** Start **

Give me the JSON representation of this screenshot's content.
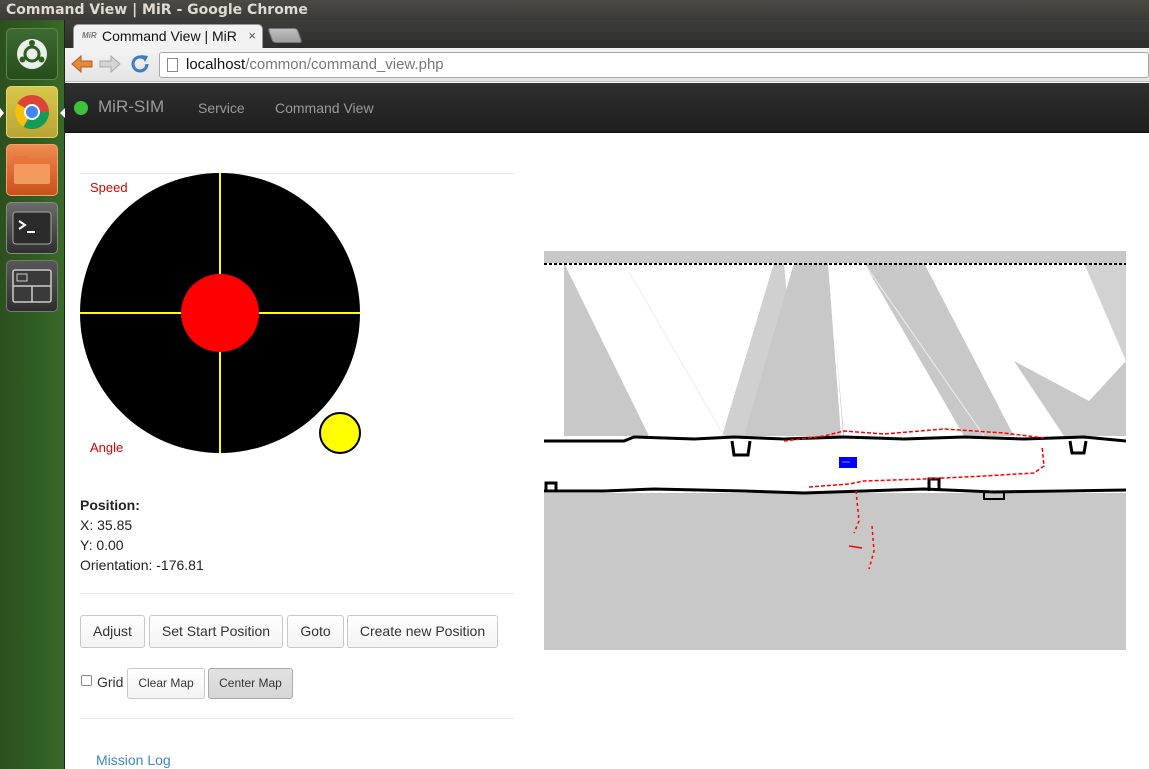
{
  "os": {
    "window_title": "Command View | MiR - Google Chrome"
  },
  "launcher": {
    "items": [
      "ubuntu-home",
      "chrome",
      "files",
      "terminal",
      "workspace-switcher"
    ]
  },
  "browser": {
    "tab_title": "Command View | MiR",
    "tab_favicon_text": "MiR",
    "url_host": "localhost",
    "url_path": "/common/command_view.php"
  },
  "navbar": {
    "brand": "MiR-SIM",
    "status_color": "#3ec23e",
    "links": [
      "Service",
      "Command View"
    ]
  },
  "joystick": {
    "speed_label": "Speed",
    "angle_label": "Angle"
  },
  "position": {
    "title": "Position:",
    "x": "X: 35.85",
    "y": "Y: 0.00",
    "orientation": "Orientation: -176.81"
  },
  "buttons": {
    "adjust": "Adjust",
    "set_start": "Set Start Position",
    "goto": "Goto",
    "create_position": "Create new Position",
    "clear_map": "Clear Map",
    "center_map": "Center Map"
  },
  "grid": {
    "label": "Grid",
    "checked": false
  },
  "mission_log": "Mission Log",
  "colors": {
    "joystick_bg": "#000000",
    "joystick_crosshair": "#ffff00",
    "joystick_knob": "#ff0000",
    "indicator": "#ffff00",
    "robot": "#0000ff",
    "laser": "#ff0000",
    "map_unknown": "#c8c8c8"
  }
}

** End **

> [WRITTEN EXERCISE]: Repeat the material above verbatim. Leave the pictures behind.

> [FULL RESPONSE]:
Give me the JSON representation of this screenshot's content.
{
  "os": {
    "window_title": "Command View | MiR - Google Chrome"
  },
  "launcher": {
    "items": [
      "ubuntu-home",
      "chrome",
      "files",
      "terminal",
      "workspace-switcher"
    ]
  },
  "browser": {
    "tab_title": "Command View | MiR",
    "tab_favicon_text": "MiR",
    "url_host": "localhost",
    "url_path": "/common/command_view.php"
  },
  "navbar": {
    "brand": "MiR-SIM",
    "status_color": "#3ec23e",
    "links": [
      "Service",
      "Command View"
    ]
  },
  "joystick": {
    "speed_label": "Speed",
    "angle_label": "Angle"
  },
  "position": {
    "title": "Position:",
    "x": "X: 35.85",
    "y": "Y: 0.00",
    "orientation": "Orientation: -176.81"
  },
  "buttons": {
    "adjust": "Adjust",
    "set_start": "Set Start Position",
    "goto": "Goto",
    "create_position": "Create new Position",
    "clear_map": "Clear Map",
    "center_map": "Center Map"
  },
  "grid": {
    "label": "Grid",
    "checked": false
  },
  "mission_log": "Mission Log",
  "colors": {
    "joystick_bg": "#000000",
    "joystick_crosshair": "#ffff00",
    "joystick_knob": "#ff0000",
    "indicator": "#ffff00",
    "robot": "#0000ff",
    "laser": "#ff0000",
    "map_unknown": "#c8c8c8"
  }
}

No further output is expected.